* What you will do *
Please restate the following records word for word.

======== Provided data ========

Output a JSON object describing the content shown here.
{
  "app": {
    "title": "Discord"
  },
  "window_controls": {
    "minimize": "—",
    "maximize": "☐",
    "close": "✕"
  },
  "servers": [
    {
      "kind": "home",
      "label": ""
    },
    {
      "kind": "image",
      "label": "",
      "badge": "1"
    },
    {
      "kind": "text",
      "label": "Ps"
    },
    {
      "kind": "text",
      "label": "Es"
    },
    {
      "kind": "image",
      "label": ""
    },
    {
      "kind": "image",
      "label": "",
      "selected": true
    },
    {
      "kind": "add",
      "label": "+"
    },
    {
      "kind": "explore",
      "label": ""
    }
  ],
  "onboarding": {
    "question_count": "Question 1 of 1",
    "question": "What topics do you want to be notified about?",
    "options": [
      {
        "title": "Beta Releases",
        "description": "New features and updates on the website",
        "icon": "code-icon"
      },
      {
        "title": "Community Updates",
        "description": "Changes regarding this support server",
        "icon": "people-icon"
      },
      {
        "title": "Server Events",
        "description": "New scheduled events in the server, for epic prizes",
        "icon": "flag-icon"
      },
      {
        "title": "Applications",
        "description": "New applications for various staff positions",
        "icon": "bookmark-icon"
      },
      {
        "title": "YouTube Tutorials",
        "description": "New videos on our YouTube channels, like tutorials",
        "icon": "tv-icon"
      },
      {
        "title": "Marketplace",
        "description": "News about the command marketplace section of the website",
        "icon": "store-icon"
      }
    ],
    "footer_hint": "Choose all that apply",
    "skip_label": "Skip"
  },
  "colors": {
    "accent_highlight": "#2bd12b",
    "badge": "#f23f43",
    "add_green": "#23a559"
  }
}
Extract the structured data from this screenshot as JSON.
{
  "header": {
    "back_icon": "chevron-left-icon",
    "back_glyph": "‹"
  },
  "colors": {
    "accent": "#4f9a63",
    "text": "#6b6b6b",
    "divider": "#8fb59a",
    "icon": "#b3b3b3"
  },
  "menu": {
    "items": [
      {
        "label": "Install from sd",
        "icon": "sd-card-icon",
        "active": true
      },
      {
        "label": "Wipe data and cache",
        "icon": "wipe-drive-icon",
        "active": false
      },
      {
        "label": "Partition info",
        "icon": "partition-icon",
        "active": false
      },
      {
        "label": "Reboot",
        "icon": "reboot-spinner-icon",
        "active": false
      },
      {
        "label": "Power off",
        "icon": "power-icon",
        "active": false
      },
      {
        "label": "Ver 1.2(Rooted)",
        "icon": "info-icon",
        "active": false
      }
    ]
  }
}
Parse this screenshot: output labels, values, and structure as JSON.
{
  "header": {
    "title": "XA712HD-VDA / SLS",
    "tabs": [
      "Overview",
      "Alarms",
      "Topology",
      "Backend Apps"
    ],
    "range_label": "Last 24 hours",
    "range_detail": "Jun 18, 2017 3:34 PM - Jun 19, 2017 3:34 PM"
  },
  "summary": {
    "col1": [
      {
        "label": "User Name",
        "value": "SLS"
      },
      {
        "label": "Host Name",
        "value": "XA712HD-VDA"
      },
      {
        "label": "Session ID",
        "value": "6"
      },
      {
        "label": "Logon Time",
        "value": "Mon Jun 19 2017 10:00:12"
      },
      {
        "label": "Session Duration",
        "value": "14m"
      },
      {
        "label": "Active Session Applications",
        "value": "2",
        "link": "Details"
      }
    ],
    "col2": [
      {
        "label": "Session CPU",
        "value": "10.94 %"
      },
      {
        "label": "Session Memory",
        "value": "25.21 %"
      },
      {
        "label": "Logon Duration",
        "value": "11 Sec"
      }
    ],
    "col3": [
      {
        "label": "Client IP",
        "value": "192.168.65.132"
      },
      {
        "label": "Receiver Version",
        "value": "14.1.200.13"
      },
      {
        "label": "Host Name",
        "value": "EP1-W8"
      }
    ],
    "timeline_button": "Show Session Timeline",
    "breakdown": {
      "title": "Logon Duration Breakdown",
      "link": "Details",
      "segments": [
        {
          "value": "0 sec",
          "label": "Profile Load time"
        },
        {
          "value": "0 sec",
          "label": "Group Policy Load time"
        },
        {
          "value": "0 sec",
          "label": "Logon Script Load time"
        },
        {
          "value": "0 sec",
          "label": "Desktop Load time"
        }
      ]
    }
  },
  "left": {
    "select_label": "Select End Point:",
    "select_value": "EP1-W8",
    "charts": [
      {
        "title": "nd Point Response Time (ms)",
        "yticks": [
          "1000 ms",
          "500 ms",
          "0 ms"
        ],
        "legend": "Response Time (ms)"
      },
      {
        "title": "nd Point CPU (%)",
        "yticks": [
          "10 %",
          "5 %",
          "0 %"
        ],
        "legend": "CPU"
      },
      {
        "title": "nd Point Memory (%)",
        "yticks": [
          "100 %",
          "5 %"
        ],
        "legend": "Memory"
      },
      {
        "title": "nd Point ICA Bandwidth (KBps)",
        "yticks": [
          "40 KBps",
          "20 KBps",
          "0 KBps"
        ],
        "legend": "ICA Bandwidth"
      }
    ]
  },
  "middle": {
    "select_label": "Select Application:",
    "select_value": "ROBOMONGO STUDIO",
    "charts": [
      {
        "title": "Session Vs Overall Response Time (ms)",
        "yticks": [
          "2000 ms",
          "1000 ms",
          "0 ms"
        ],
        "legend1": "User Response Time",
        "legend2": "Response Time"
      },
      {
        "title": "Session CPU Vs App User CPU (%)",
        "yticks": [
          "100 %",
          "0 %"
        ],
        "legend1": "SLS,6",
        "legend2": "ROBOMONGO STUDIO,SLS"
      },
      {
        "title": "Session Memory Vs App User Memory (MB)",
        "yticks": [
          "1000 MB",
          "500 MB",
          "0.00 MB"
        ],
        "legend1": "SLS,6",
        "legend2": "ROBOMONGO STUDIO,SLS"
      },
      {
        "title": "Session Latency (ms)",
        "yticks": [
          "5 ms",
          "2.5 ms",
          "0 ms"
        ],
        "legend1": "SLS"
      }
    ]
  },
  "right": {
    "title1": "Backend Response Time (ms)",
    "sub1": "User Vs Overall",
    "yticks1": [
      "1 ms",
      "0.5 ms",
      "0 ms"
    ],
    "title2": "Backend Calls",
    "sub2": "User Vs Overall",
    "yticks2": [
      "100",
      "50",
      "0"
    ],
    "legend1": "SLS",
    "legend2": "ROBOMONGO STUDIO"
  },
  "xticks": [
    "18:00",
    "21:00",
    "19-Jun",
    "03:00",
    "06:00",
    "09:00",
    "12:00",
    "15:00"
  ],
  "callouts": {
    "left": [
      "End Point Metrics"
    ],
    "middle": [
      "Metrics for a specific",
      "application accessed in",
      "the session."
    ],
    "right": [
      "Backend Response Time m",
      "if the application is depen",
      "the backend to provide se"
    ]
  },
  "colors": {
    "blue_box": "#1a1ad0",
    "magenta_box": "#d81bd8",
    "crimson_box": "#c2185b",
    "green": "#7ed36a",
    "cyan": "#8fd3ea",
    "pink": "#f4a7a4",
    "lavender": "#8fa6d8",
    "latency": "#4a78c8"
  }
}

========

* Written response *
Output a JSON object describing the content shown here.
{
  "app": {
    "title": "Discord"
  },
  "window_controls": {
    "minimize": "—",
    "maximize": "☐",
    "close": "✕"
  },
  "servers": [
    {
      "kind": "home",
      "label": ""
    },
    {
      "kind": "image",
      "label": "",
      "badge": "1"
    },
    {
      "kind": "text",
      "label": "Ps"
    },
    {
      "kind": "text",
      "label": "Es"
    },
    {
      "kind": "image",
      "label": ""
    },
    {
      "kind": "image",
      "label": "",
      "selected": true
    },
    {
      "kind": "add",
      "label": "+"
    },
    {
      "kind": "explore",
      "label": ""
    }
  ],
  "onboarding": {
    "question_count": "Question 1 of 1",
    "question": "What topics do you want to be notified about?",
    "options": [
      {
        "title": "Beta Releases",
        "description": "New features and updates on the website",
        "icon": "code-icon"
      },
      {
        "title": "Community Updates",
        "description": "Changes regarding this support server",
        "icon": "people-icon"
      },
      {
        "title": "Server Events",
        "description": "New scheduled events in the server, for epic prizes",
        "icon": "flag-icon"
      },
      {
        "title": "Applications",
        "description": "New applications for various staff positions",
        "icon": "bookmark-icon"
      },
      {
        "title": "YouTube Tutorials",
        "description": "New videos on our YouTube channels, like tutorials",
        "icon": "tv-icon"
      },
      {
        "title": "Marketplace",
        "description": "News about the command marketplace section of the website",
        "icon": "store-icon"
      }
    ],
    "footer_hint": "Choose all that apply",
    "skip_label": "Skip"
  },
  "colors": {
    "accent_highlight": "#2bd12b",
    "badge": "#f23f43",
    "add_green": "#23a559"
  }
}
Extract the structured data from this screenshot as JSON.
{
  "header": {
    "back_icon": "chevron-left-icon",
    "back_glyph": "‹"
  },
  "colors": {
    "accent": "#4f9a63",
    "text": "#6b6b6b",
    "divider": "#8fb59a",
    "icon": "#b3b3b3"
  },
  "menu": {
    "items": [
      {
        "label": "Install from sd",
        "icon": "sd-card-icon",
        "active": true
      },
      {
        "label": "Wipe data and cache",
        "icon": "wipe-drive-icon",
        "active": false
      },
      {
        "label": "Partition info",
        "icon": "partition-icon",
        "active": false
      },
      {
        "label": "Reboot",
        "icon": "reboot-spinner-icon",
        "active": false
      },
      {
        "label": "Power off",
        "icon": "power-icon",
        "active": false
      },
      {
        "label": "Ver 1.2(Rooted)",
        "icon": "info-icon",
        "active": false
      }
    ]
  }
}
Parse this screenshot: output labels, values, and structure as JSON.
{
  "header": {
    "title": "XA712HD-VDA / SLS",
    "tabs": [
      "Overview",
      "Alarms",
      "Topology",
      "Backend Apps"
    ],
    "range_label": "Last 24 hours",
    "range_detail": "Jun 18, 2017 3:34 PM - Jun 19, 2017 3:34 PM"
  },
  "summary": {
    "col1": [
      {
        "label": "User Name",
        "value": "SLS"
      },
      {
        "label": "Host Name",
        "value": "XA712HD-VDA"
      },
      {
        "label": "Session ID",
        "value": "6"
      },
      {
        "label": "Logon Time",
        "value": "Mon Jun 19 2017 10:00:12"
      },
      {
        "label": "Session Duration",
        "value": "14m"
      },
      {
        "label": "Active Session Applications",
        "value": "2",
        "link": "Details"
      }
    ],
    "col2": [
      {
        "label": "Session CPU",
        "value": "10.94 %"
      },
      {
        "label": "Session Memory",
        "value": "25.21 %"
      },
      {
        "label": "Logon Duration",
        "value": "11 Sec"
      }
    ],
    "col3": [
      {
        "label": "Client IP",
        "value": "192.168.65.132"
      },
      {
        "label": "Receiver Version",
        "value": "14.1.200.13"
      },
      {
        "label": "Host Name",
        "value": "EP1-W8"
      }
    ],
    "timeline_button": "Show Session Timeline",
    "breakdown": {
      "title": "Logon Duration Breakdown",
      "link": "Details",
      "segments": [
        {
          "value": "0 sec",
          "label": "Profile Load time"
        },
        {
          "value": "0 sec",
          "label": "Group Policy Load time"
        },
        {
          "value": "0 sec",
          "label": "Logon Script Load time"
        },
        {
          "value": "0 sec",
          "label": "Desktop Load time"
        }
      ]
    }
  },
  "left": {
    "select_label": "Select End Point:",
    "select_value": "EP1-W8",
    "charts": [
      {
        "title": "nd Point Response Time (ms)",
        "yticks": [
          "1000 ms",
          "500 ms",
          "0 ms"
        ],
        "legend": "Response Time (ms)"
      },
      {
        "title": "nd Point CPU (%)",
        "yticks": [
          "10 %",
          "5 %",
          "0 %"
        ],
        "legend": "CPU"
      },
      {
        "title": "nd Point Memory (%)",
        "yticks": [
          "100 %",
          "5 %"
        ],
        "legend": "Memory"
      },
      {
        "title": "nd Point ICA Bandwidth (KBps)",
        "yticks": [
          "40 KBps",
          "20 KBps",
          "0 KBps"
        ],
        "legend": "ICA Bandwidth"
      }
    ]
  },
  "middle": {
    "select_label": "Select Application:",
    "select_value": "ROBOMONGO STUDIO",
    "charts": [
      {
        "title": "Session Vs Overall Response Time (ms)",
        "yticks": [
          "2000 ms",
          "1000 ms",
          "0 ms"
        ],
        "legend1": "User Response Time",
        "legend2": "Response Time"
      },
      {
        "title": "Session CPU Vs App User CPU (%)",
        "yticks": [
          "100 %",
          "0 %"
        ],
        "legend1": "SLS,6",
        "legend2": "ROBOMONGO STUDIO,SLS"
      },
      {
        "title": "Session Memory Vs App User Memory (MB)",
        "yticks": [
          "1000 MB",
          "500 MB",
          "0.00 MB"
        ],
        "legend1": "SLS,6",
        "legend2": "ROBOMONGO STUDIO,SLS"
      },
      {
        "title": "Session Latency (ms)",
        "yticks": [
          "5 ms",
          "2.5 ms",
          "0 ms"
        ],
        "legend1": "SLS"
      }
    ]
  },
  "right": {
    "title1": "Backend Response Time (ms)",
    "sub1": "User Vs Overall",
    "yticks1": [
      "1 ms",
      "0.5 ms",
      "0 ms"
    ],
    "title2": "Backend Calls",
    "sub2": "User Vs Overall",
    "yticks2": [
      "100",
      "50",
      "0"
    ],
    "legend1": "SLS",
    "legend2": "ROBOMONGO STUDIO"
  },
  "xticks": [
    "18:00",
    "21:00",
    "19-Jun",
    "03:00",
    "06:00",
    "09:00",
    "12:00",
    "15:00"
  ],
  "callouts": {
    "left": [
      "End Point Metrics"
    ],
    "middle": [
      "Metrics for a specific",
      "application accessed in",
      "the session."
    ],
    "right": [
      "Backend Response Time m",
      "if the application is depen",
      "the backend to provide se"
    ]
  },
  "colors": {
    "blue_box": "#1a1ad0",
    "magenta_box": "#d81bd8",
    "crimson_box": "#c2185b",
    "green": "#7ed36a",
    "cyan": "#8fd3ea",
    "pink": "#f4a7a4",
    "lavender": "#8fa6d8",
    "latency": "#4a78c8"
  }
}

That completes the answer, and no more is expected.